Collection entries
══════════════════════════════

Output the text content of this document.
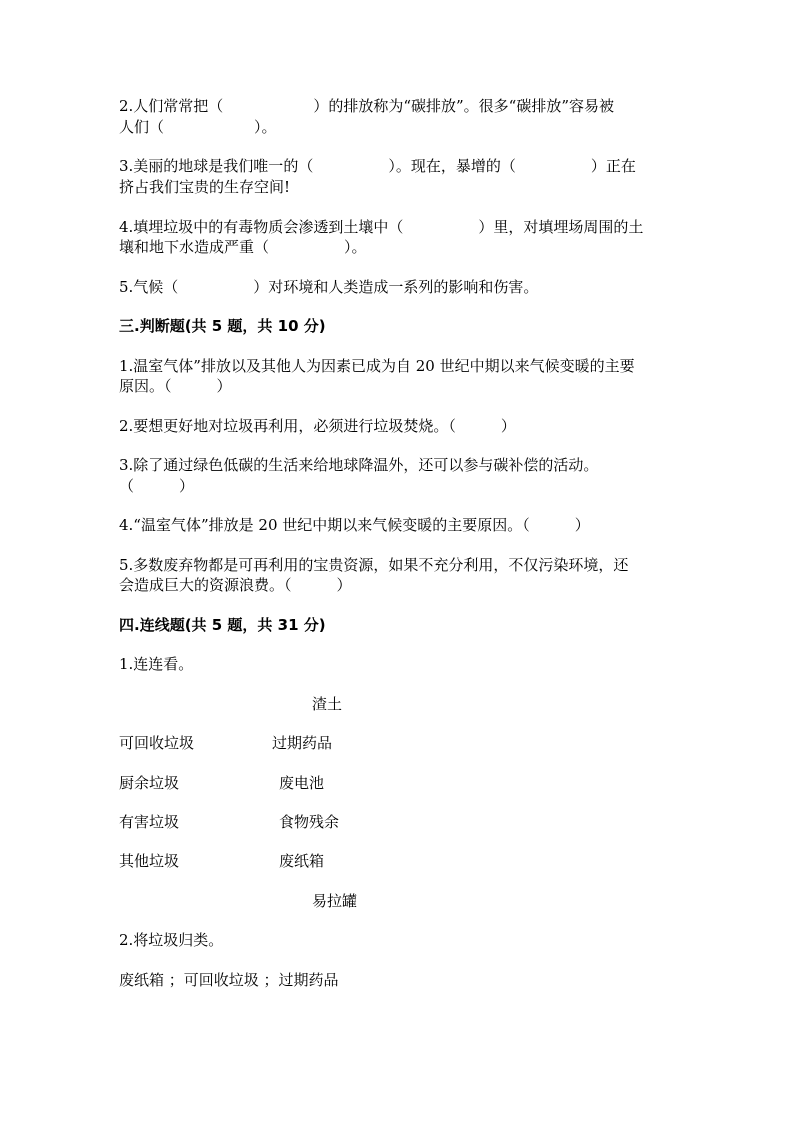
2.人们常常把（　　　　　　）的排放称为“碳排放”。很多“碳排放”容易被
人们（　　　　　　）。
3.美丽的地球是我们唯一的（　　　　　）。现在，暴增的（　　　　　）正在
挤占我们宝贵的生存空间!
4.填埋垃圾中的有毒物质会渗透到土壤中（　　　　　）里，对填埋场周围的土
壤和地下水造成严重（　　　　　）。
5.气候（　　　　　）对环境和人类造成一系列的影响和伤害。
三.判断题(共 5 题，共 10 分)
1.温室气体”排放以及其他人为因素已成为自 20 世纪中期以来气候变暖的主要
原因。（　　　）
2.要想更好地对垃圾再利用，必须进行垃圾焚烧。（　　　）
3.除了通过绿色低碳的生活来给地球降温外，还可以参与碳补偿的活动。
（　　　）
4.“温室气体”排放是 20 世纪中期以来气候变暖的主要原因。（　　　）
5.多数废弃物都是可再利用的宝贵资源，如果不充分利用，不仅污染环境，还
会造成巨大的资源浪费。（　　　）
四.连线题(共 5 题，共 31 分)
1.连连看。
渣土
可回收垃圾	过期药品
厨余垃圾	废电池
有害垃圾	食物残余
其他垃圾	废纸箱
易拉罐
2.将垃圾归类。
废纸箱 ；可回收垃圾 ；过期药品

══════════════════════════════

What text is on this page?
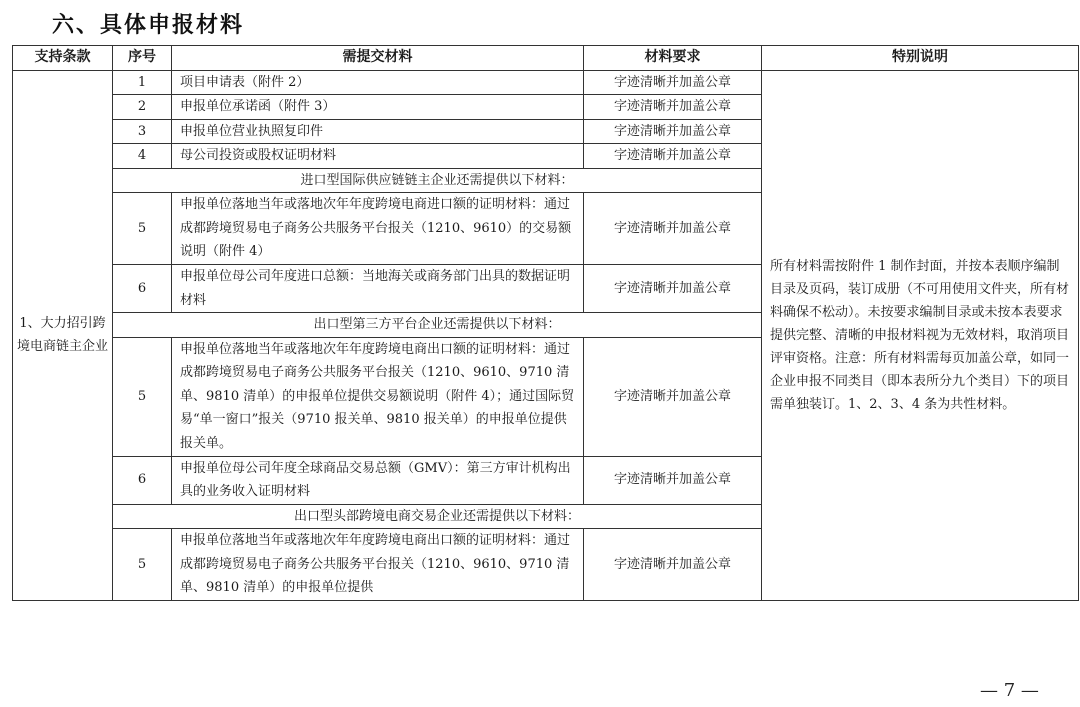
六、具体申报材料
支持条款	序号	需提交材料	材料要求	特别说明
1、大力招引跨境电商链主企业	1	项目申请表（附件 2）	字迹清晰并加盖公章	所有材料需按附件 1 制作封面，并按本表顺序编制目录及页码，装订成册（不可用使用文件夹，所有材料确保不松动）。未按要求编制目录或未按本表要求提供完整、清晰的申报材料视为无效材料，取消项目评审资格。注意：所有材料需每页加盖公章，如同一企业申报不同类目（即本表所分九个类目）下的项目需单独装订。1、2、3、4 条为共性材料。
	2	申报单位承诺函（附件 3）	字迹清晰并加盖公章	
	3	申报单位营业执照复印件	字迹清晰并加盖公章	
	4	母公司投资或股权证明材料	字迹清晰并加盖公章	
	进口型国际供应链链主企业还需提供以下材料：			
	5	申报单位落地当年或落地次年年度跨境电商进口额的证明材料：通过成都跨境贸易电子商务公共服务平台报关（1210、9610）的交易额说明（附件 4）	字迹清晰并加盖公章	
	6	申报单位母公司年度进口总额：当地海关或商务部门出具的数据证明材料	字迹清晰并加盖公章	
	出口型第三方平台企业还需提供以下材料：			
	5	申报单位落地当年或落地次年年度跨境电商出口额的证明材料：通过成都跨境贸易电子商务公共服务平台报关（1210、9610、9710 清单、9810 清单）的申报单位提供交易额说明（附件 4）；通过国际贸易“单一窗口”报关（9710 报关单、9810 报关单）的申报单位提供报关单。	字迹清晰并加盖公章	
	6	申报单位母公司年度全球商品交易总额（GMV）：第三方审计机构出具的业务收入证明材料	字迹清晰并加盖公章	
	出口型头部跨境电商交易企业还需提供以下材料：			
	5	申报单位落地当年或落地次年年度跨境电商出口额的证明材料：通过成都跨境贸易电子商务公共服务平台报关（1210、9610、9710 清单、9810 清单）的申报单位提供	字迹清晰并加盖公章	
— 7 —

══════════════════════════════

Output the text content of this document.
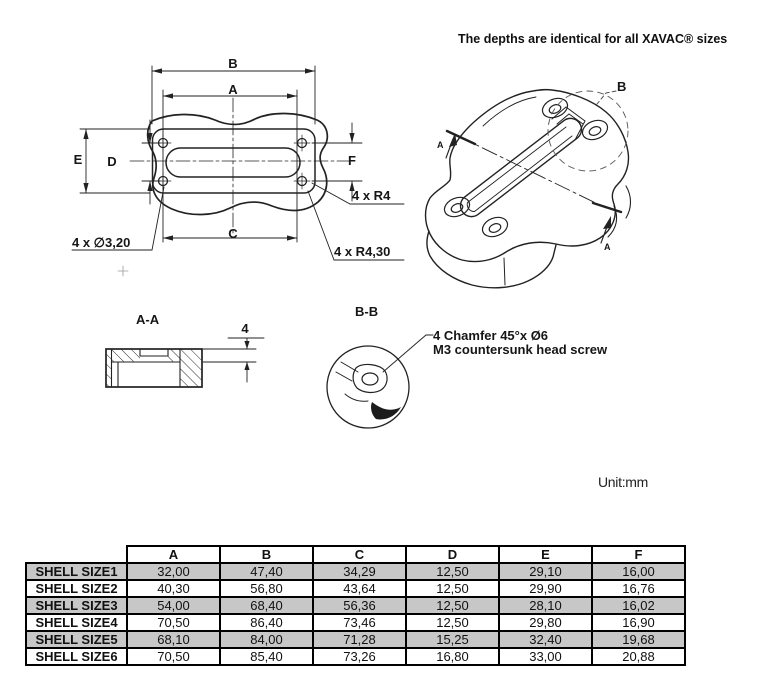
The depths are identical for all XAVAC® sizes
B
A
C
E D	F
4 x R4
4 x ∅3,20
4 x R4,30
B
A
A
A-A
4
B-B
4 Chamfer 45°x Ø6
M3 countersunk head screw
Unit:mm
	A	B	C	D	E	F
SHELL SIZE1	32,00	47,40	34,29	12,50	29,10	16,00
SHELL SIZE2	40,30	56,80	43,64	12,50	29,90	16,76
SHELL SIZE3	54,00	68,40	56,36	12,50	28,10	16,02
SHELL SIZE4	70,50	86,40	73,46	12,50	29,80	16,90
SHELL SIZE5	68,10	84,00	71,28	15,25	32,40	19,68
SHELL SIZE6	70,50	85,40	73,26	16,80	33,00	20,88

══════════════════════════════

* What to do
Select every line in the records above that contains the word "SHELL".

* Task response
SHELL SIZE1	32,00	47,40	34,29	12,50	29,10	16,00
SHELL SIZE2	40,30	56,80	43,64	12,50	29,90	16,76
SHELL SIZE3	54,00	68,40	56,36	12,50	28,10	16,02
SHELL SIZE4	70,50	86,40	73,46	12,50	29,80	16,90
SHELL SIZE5	68,10	84,00	71,28	15,25	32,40	19,68
SHELL SIZE6	70,50	85,40	73,26	16,80	33,00	20,88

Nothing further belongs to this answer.